━━━━━ SOURCE DATA ━━━━━

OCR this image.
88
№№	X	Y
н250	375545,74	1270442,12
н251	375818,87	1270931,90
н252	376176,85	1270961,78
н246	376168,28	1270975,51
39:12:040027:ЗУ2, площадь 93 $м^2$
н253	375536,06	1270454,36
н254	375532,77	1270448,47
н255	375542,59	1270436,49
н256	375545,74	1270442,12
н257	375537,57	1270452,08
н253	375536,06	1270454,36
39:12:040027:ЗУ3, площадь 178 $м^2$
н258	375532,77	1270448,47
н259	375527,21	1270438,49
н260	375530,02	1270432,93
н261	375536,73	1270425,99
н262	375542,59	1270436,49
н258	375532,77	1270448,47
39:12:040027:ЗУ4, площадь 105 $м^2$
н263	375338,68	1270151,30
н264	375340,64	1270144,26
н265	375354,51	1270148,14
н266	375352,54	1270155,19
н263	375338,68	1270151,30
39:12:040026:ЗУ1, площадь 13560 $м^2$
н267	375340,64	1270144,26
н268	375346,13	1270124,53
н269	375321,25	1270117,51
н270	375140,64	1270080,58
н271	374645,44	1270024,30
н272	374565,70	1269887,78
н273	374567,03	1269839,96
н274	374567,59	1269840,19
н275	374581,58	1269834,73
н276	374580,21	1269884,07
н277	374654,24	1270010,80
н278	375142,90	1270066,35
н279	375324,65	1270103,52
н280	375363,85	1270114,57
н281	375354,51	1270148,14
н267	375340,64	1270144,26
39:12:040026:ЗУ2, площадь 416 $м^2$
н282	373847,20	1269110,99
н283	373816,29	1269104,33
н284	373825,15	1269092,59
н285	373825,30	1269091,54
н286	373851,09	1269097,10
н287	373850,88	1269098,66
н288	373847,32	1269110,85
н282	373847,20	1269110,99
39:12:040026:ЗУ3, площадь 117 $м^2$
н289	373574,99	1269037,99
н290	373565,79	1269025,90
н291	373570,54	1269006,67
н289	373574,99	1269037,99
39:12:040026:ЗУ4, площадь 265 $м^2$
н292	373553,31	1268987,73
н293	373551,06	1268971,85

━━━━━

> [WRITTEN PROBLEM] Your task is to quote all of the data word for word.

> [FINAL RESULT]
OCR this image.
88
№№	X	Y
н250	375545,74	1270442,12
н251	375818,87	1270931,90
н252	376176,85	1270961,78
н246	376168,28	1270975,51
39:12:040027:ЗУ2, площадь 93 $м^2$
н253	375536,06	1270454,36
н254	375532,77	1270448,47
н255	375542,59	1270436,49
н256	375545,74	1270442,12
н257	375537,57	1270452,08
н253	375536,06	1270454,36
39:12:040027:ЗУ3, площадь 178 $м^2$
н258	375532,77	1270448,47
н259	375527,21	1270438,49
н260	375530,02	1270432,93
н261	375536,73	1270425,99
н262	375542,59	1270436,49
н258	375532,77	1270448,47
39:12:040027:ЗУ4, площадь 105 $м^2$
н263	375338,68	1270151,30
н264	375340,64	1270144,26
н265	375354,51	1270148,14
н266	375352,54	1270155,19
н263	375338,68	1270151,30
39:12:040026:ЗУ1, площадь 13560 $м^2$
н267	375340,64	1270144,26
н268	375346,13	1270124,53
н269	375321,25	1270117,51
н270	375140,64	1270080,58
н271	374645,44	1270024,30
н272	374565,70	1269887,78
н273	374567,03	1269839,96
н274	374567,59	1269840,19
н275	374581,58	1269834,73
н276	374580,21	1269884,07
н277	374654,24	1270010,80
н278	375142,90	1270066,35
н279	375324,65	1270103,52
н280	375363,85	1270114,57
н281	375354,51	1270148,14
н267	375340,64	1270144,26
39:12:040026:ЗУ2, площадь 416 $м^2$
н282	373847,20	1269110,99
н283	373816,29	1269104,33
н284	373825,15	1269092,59
н285	373825,30	1269091,54
н286	373851,09	1269097,10
н287	373850,88	1269098,66
н288	373847,32	1269110,85
н282	373847,20	1269110,99
39:12:040026:ЗУ3, площадь 117 $м^2$
н289	373574,99	1269037,99
н290	373565,79	1269025,90
н291	373570,54	1269006,67
н289	373574,99	1269037,99
39:12:040026:ЗУ4, площадь 265 $м^2$
н292	373553,31	1268987,73
н293	373551,06	1268971,85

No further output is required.